## [Aim]
Restate the records below word for word, and omit the images they hold.

## [Supplied records]
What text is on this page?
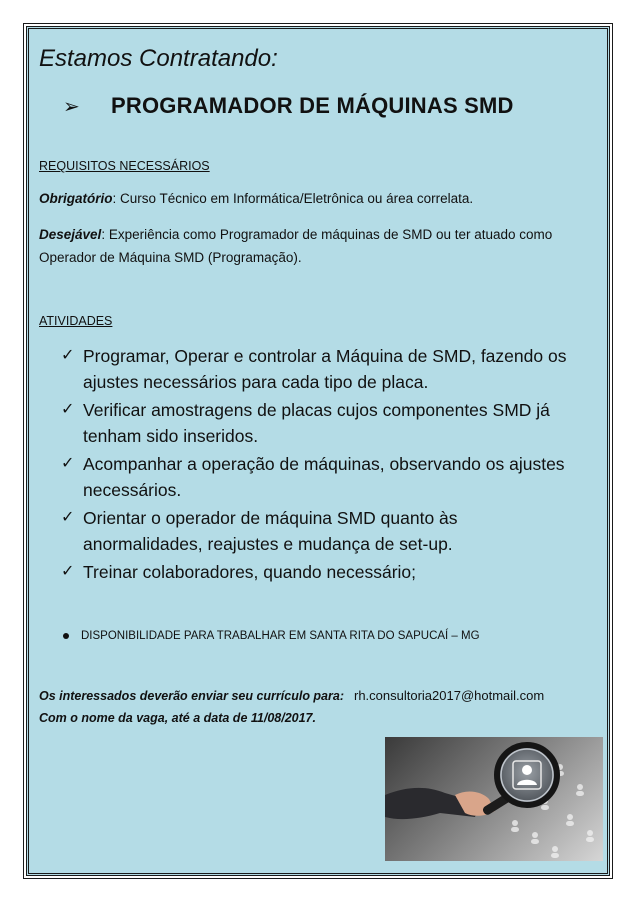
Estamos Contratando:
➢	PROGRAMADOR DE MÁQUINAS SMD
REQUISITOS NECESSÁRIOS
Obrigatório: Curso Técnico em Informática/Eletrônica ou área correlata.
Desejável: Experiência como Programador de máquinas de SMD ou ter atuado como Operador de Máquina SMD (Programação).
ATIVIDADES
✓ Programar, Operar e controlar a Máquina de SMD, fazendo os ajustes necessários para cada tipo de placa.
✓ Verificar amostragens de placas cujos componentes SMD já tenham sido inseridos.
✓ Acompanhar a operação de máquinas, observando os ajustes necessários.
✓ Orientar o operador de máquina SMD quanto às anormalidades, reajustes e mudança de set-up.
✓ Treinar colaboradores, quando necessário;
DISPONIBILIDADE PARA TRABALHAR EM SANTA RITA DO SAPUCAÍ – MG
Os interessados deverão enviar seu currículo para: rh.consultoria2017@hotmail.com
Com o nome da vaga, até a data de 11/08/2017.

## [Answer for this exercise]
What text is on this page?
Estamos Contratando:
➢	PROGRAMADOR DE MÁQUINAS SMD
REQUISITOS NECESSÁRIOS
Obrigatório: Curso Técnico em Informática/Eletrônica ou área correlata.
Desejável: Experiência como Programador de máquinas de SMD ou ter atuado como Operador de Máquina SMD (Programação).
ATIVIDADES
✓ Programar, Operar e controlar a Máquina de SMD, fazendo os ajustes necessários para cada tipo de placa.
✓ Verificar amostragens de placas cujos componentes SMD já tenham sido inseridos.
✓ Acompanhar a operação de máquinas, observando os ajustes necessários.
✓ Orientar o operador de máquina SMD quanto às anormalidades, reajustes e mudança de set-up.
✓ Treinar colaboradores, quando necessário;
DISPONIBILIDADE PARA TRABALHAR EM SANTA RITA DO SAPUCAÍ – MG
Os interessados deverão enviar seu currículo para: rh.consultoria2017@hotmail.com
Com o nome da vaga, até a data de 11/08/2017.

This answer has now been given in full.